======== DATA RECORDS ========

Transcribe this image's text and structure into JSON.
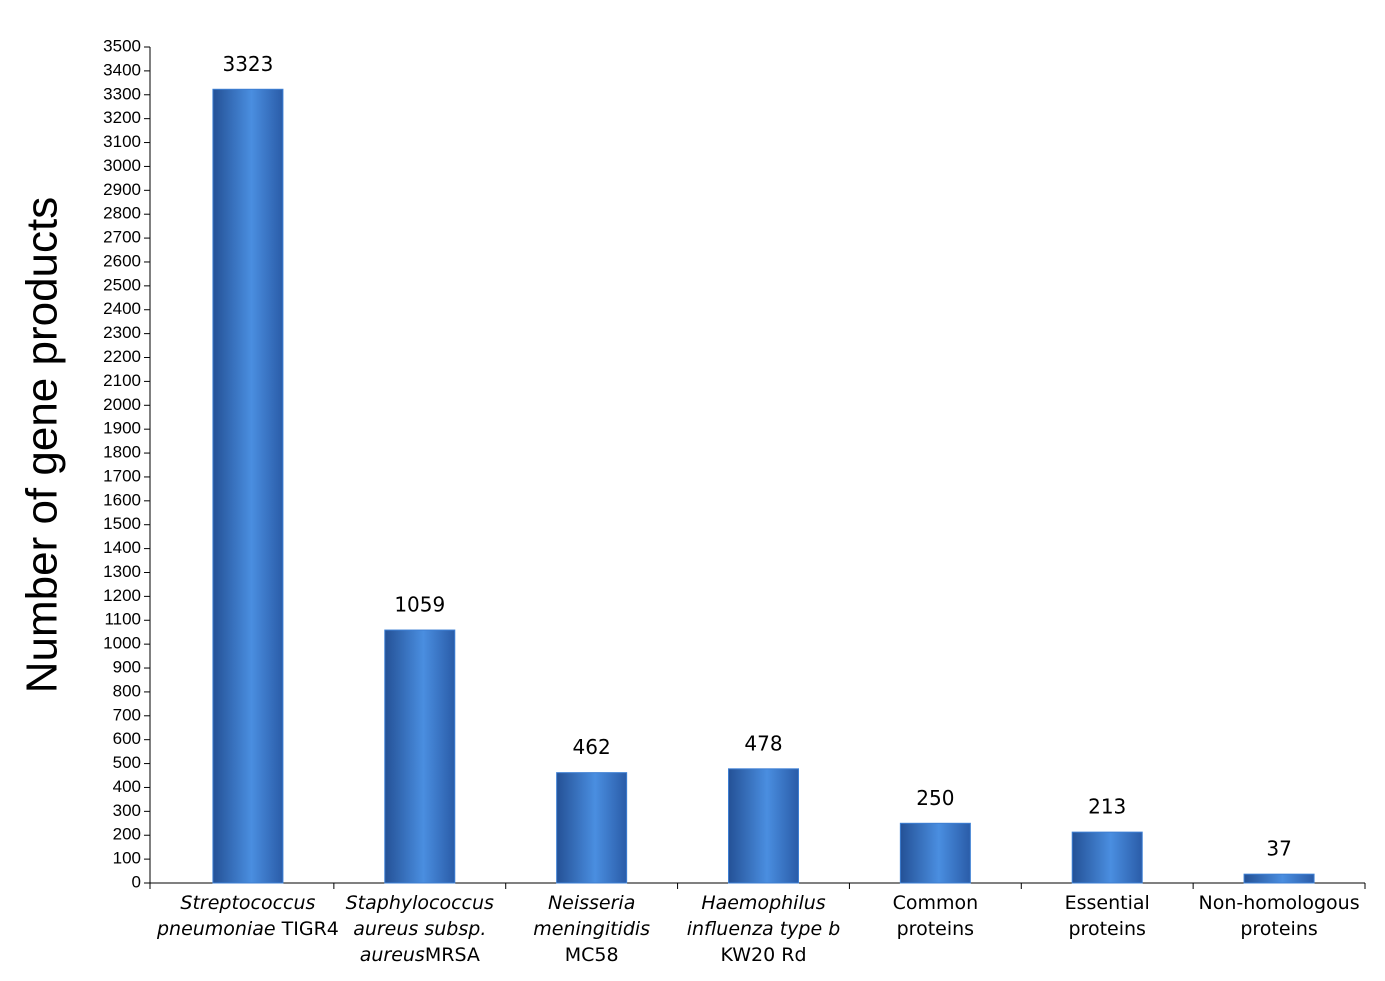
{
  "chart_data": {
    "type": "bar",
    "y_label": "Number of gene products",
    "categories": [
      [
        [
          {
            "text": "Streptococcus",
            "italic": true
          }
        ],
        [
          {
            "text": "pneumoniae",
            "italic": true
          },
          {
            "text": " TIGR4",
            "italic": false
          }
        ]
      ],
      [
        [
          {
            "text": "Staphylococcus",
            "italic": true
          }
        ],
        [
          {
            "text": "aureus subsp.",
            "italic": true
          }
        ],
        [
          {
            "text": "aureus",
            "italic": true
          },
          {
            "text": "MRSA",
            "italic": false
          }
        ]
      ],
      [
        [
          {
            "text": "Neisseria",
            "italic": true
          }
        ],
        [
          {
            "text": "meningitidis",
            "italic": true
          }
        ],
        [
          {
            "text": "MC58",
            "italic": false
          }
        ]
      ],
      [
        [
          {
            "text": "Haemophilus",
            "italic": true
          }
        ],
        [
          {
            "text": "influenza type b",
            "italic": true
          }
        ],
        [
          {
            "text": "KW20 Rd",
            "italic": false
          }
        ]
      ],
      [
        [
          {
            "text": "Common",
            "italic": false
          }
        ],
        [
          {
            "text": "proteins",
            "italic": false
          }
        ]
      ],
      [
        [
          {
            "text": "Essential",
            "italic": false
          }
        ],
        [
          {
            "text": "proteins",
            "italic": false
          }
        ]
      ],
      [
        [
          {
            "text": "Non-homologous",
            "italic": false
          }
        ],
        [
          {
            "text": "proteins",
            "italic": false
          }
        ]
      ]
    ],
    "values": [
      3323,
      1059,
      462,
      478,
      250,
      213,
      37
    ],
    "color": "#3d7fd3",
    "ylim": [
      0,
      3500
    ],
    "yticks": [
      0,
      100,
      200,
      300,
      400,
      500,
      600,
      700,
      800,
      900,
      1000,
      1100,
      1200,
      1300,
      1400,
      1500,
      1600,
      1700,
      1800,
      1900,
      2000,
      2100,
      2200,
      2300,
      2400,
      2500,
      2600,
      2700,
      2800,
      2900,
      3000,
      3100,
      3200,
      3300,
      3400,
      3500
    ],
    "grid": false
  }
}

========

TASK TO COMPLETE | All of the data is to be transcribed exactly, with images omitted.

WRITTEN RESPONSE |
Transcribe this image's text and structure into JSON.
{
  "chart_data": {
    "type": "bar",
    "y_label": "Number of gene products",
    "categories": [
      [
        [
          {
            "text": "Streptococcus",
            "italic": true
          }
        ],
        [
          {
            "text": "pneumoniae",
            "italic": true
          },
          {
            "text": " TIGR4",
            "italic": false
          }
        ]
      ],
      [
        [
          {
            "text": "Staphylococcus",
            "italic": true
          }
        ],
        [
          {
            "text": "aureus subsp.",
            "italic": true
          }
        ],
        [
          {
            "text": "aureus",
            "italic": true
          },
          {
            "text": "MRSA",
            "italic": false
          }
        ]
      ],
      [
        [
          {
            "text": "Neisseria",
            "italic": true
          }
        ],
        [
          {
            "text": "meningitidis",
            "italic": true
          }
        ],
        [
          {
            "text": "MC58",
            "italic": false
          }
        ]
      ],
      [
        [
          {
            "text": "Haemophilus",
            "italic": true
          }
        ],
        [
          {
            "text": "influenza type b",
            "italic": true
          }
        ],
        [
          {
            "text": "KW20 Rd",
            "italic": false
          }
        ]
      ],
      [
        [
          {
            "text": "Common",
            "italic": false
          }
        ],
        [
          {
            "text": "proteins",
            "italic": false
          }
        ]
      ],
      [
        [
          {
            "text": "Essential",
            "italic": false
          }
        ],
        [
          {
            "text": "proteins",
            "italic": false
          }
        ]
      ],
      [
        [
          {
            "text": "Non-homologous",
            "italic": false
          }
        ],
        [
          {
            "text": "proteins",
            "italic": false
          }
        ]
      ]
    ],
    "values": [
      3323,
      1059,
      462,
      478,
      250,
      213,
      37
    ],
    "color": "#3d7fd3",
    "ylim": [
      0,
      3500
    ],
    "yticks": [
      0,
      100,
      200,
      300,
      400,
      500,
      600,
      700,
      800,
      900,
      1000,
      1100,
      1200,
      1300,
      1400,
      1500,
      1600,
      1700,
      1800,
      1900,
      2000,
      2100,
      2200,
      2300,
      2400,
      2500,
      2600,
      2700,
      2800,
      2900,
      3000,
      3100,
      3200,
      3300,
      3400,
      3500
    ],
    "grid": false
  }
}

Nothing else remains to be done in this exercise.